[SET PROBLEM]
Pick out the lines containing "göre".

[Stored records]
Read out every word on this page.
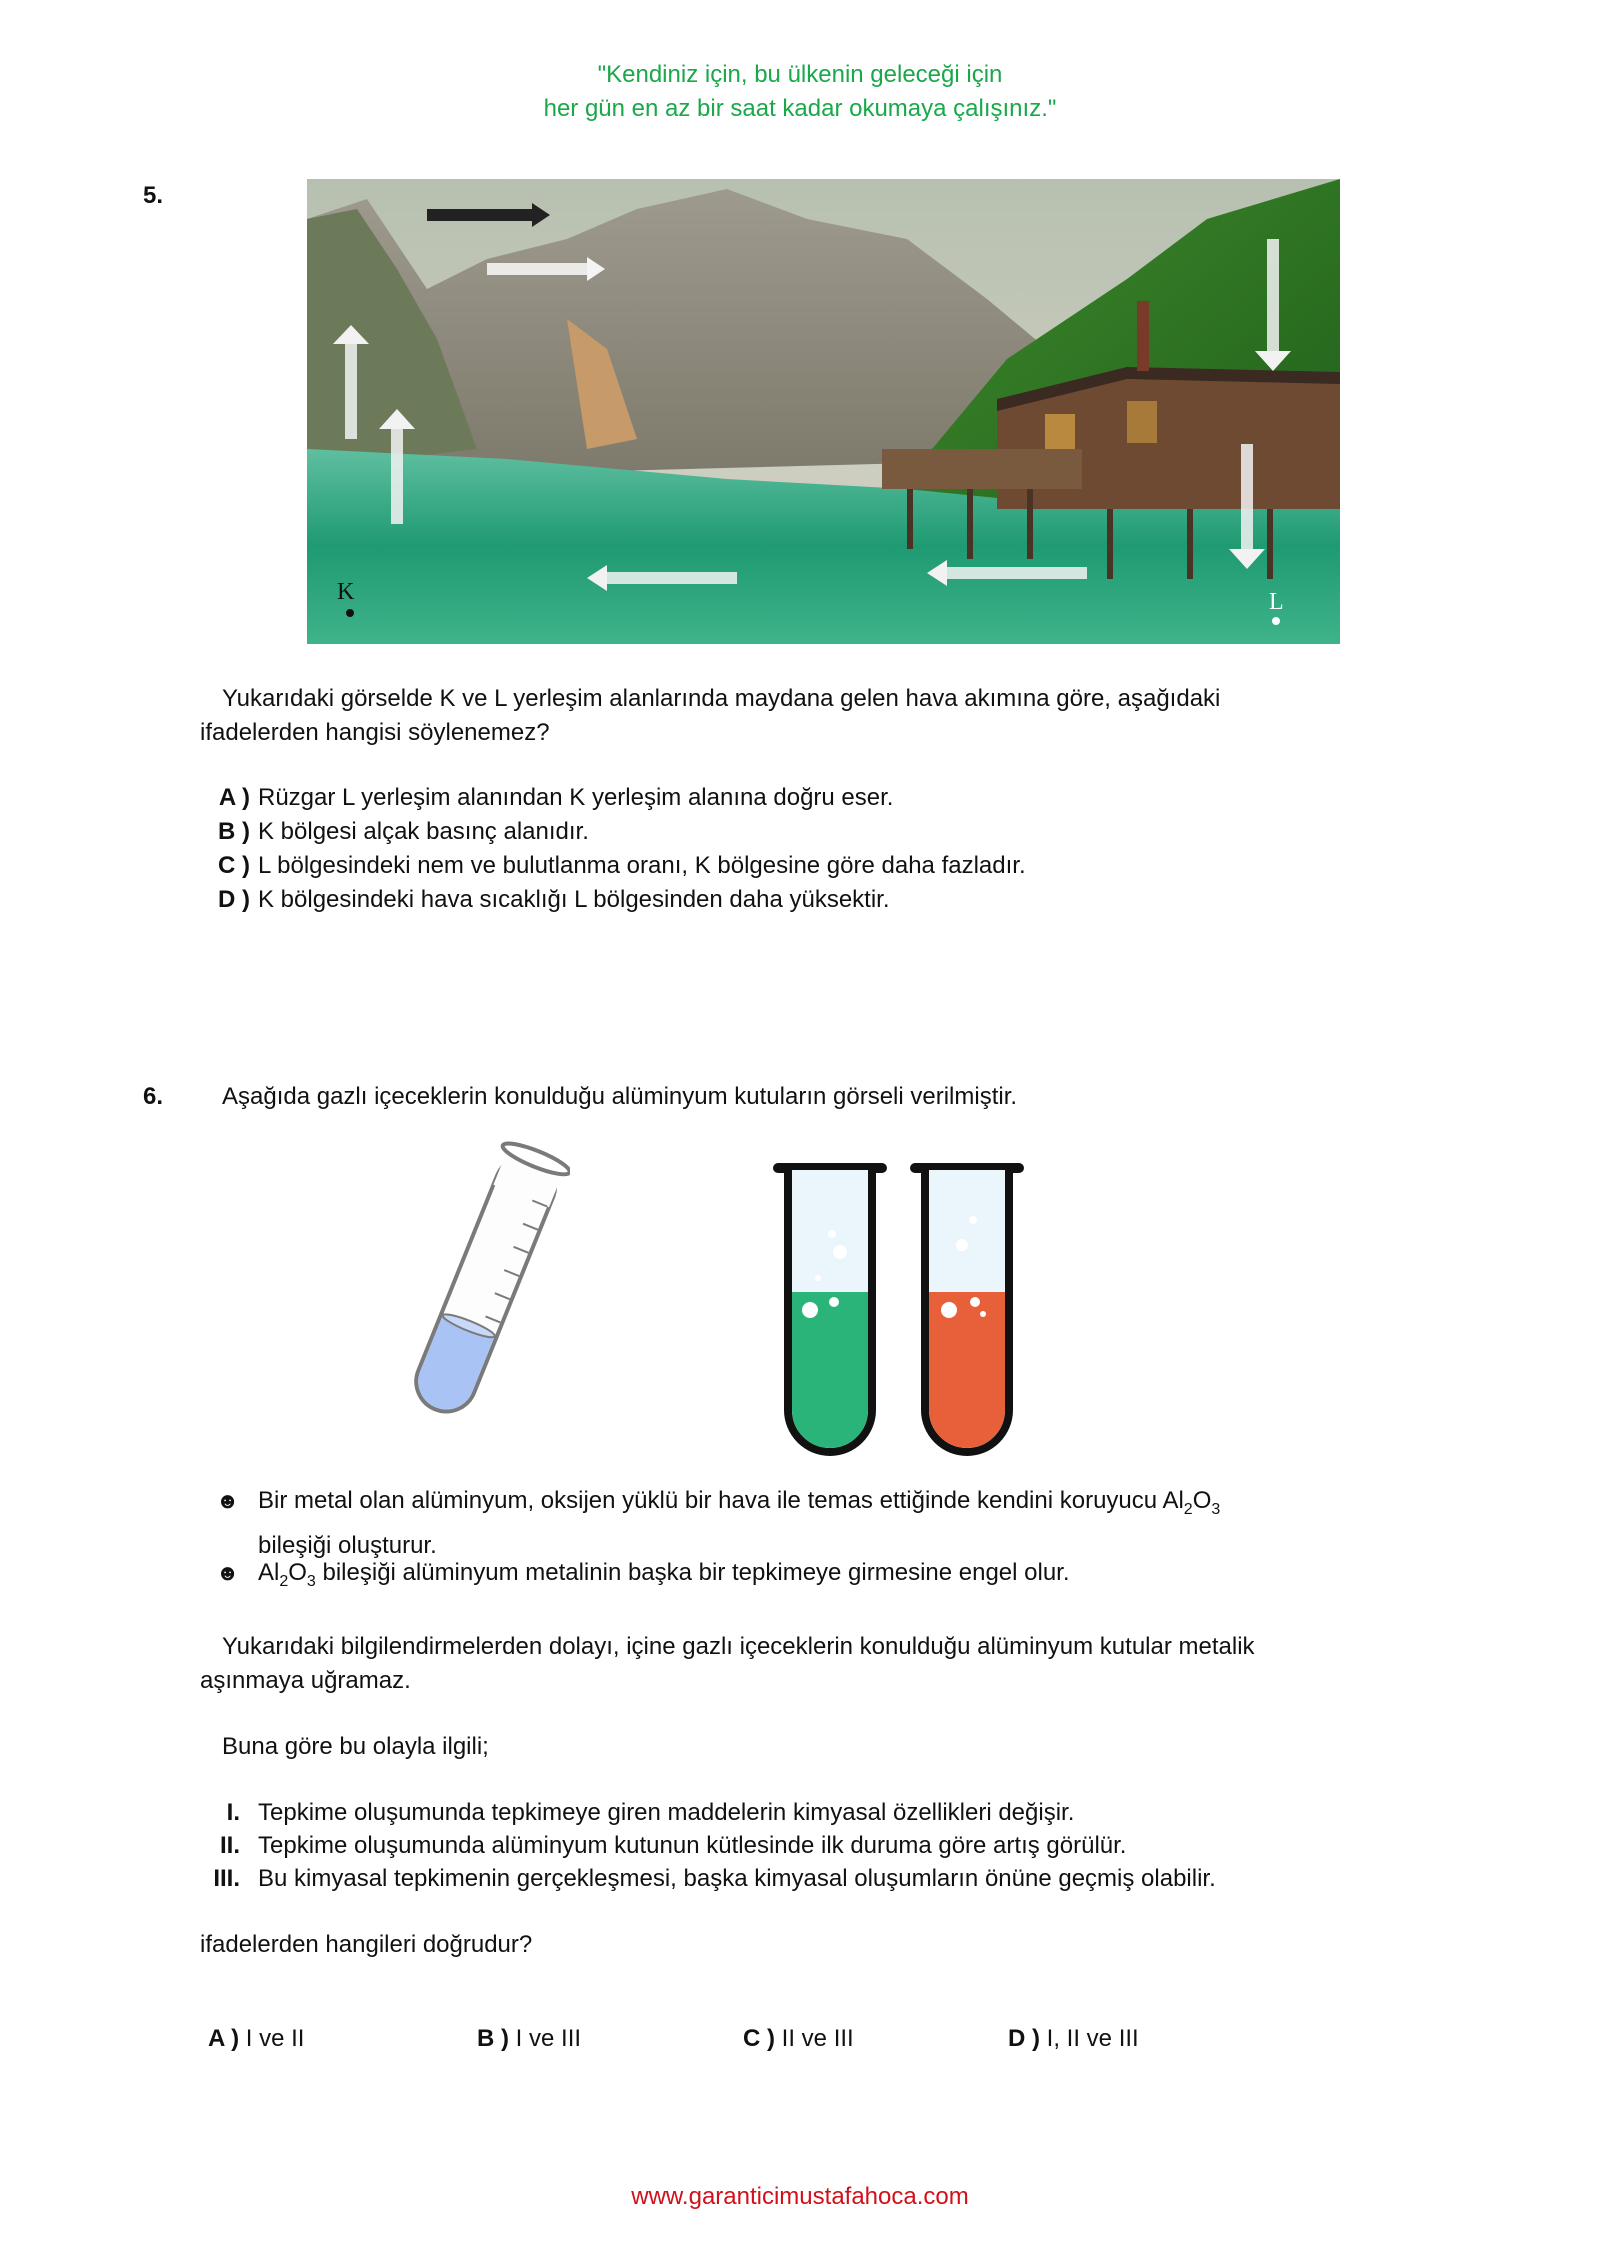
"Kendiniz için, bu ülkenin geleceği için
her gün en az bir saat kadar okumaya çalışınız."
5.
K	L
Yukarıdaki görselde K ve L yerleşim alanlarında maydana gelen hava akımına göre, aşağıdaki
ifadelerden hangisi söylenemez?
A ) Rüzgar L yerleşim alanından K yerleşim alanına doğru eser.
B ) K bölgesi alçak basınç alanıdır.
C ) L bölgesindeki nem ve bulutlanma oranı, K bölgesine göre daha fazladır.
D ) K bölgesindeki hava sıcaklığı L bölgesinden daha yüksektir.
6. Aşağıda gazlı içeceklerin konulduğu alüminyum kutuların görseli verilmiştir.
☻ Bir metal olan alüminyum, oksijen yüklü bir hava ile temas ettiğinde kendini koruyucu $Al_2O_3$
bileşiği oluşturur.
☻ $Al_2O_3$ bileşiği alüminyum metalinin başka bir tepkimeye girmesine engel olur.
Yukarıdaki bilgilendirmelerden dolayı, içine gazlı içeceklerin konulduğu alüminyum kutular metalik
aşınmaya uğramaz.
Buna göre bu olayla ilgili;
I. Tepkime oluşumunda tepkimeye giren maddelerin kimyasal özellikleri değişir.
II. Tepkime oluşumunda alüminyum kutunun kütlesinde ilk duruma göre artış görülür.
III. Bu kimyasal tepkimenin gerçekleşmesi, başka kimyasal oluşumların önüne geçmiş olabilir.
ifadelerden hangileri doğrudur?
A ) I ve II	B ) I ve III	C ) II ve III	D ) I, II ve III
www.garanticimustafahoca.com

[TASK OUTPUT]
Yukarıdaki görselde K ve L yerleşim alanlarında maydana gelen hava akımına göre, aşağıdaki
C ) L bölgesindeki nem ve bulutlanma oranı, K bölgesine göre daha fazladır.
Buna göre bu olayla ilgili;
II. Tepkime oluşumunda alüminyum kutunun kütlesinde ilk duruma göre artış görülür.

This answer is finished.